::: Task data :::

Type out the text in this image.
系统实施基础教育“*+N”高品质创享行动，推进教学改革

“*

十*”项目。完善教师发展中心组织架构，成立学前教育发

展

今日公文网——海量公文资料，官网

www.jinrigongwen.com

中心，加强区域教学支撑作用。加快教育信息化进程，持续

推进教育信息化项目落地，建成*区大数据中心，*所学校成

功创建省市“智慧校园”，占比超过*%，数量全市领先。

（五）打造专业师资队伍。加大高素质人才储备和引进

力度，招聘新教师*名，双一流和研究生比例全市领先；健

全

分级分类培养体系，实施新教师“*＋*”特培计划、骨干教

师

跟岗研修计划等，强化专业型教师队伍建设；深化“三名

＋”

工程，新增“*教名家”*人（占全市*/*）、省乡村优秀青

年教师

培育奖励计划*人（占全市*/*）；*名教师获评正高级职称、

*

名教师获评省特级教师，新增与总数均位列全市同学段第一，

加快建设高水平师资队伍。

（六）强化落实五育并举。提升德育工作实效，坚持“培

:::

Goal => Each line of the material should be duplicated exactly, please.

Answer to the exercise =>
Type out the text in this image.
系统实施基础教育“*+N”高品质创享行动，推进教学改革

“*

十*”项目。完善教师发展中心组织架构，成立学前教育发

展

今日公文网——海量公文资料，官网

www.jinrigongwen.com

中心，加强区域教学支撑作用。加快教育信息化进程，持续

推进教育信息化项目落地，建成*区大数据中心，*所学校成

功创建省市“智慧校园”，占比超过*%，数量全市领先。

（五）打造专业师资队伍。加大高素质人才储备和引进

力度，招聘新教师*名，双一流和研究生比例全市领先；健

全

分级分类培养体系，实施新教师“*＋*”特培计划、骨干教

师

跟岗研修计划等，强化专业型教师队伍建设；深化“三名

＋”

工程，新增“*教名家”*人（占全市*/*）、省乡村优秀青

年教师

培育奖励计划*人（占全市*/*）；*名教师获评正高级职称、

*

名教师获评省特级教师，新增与总数均位列全市同学段第一，

加快建设高水平师资队伍。

（六）强化落实五育并举。提升德育工作实效，坚持“培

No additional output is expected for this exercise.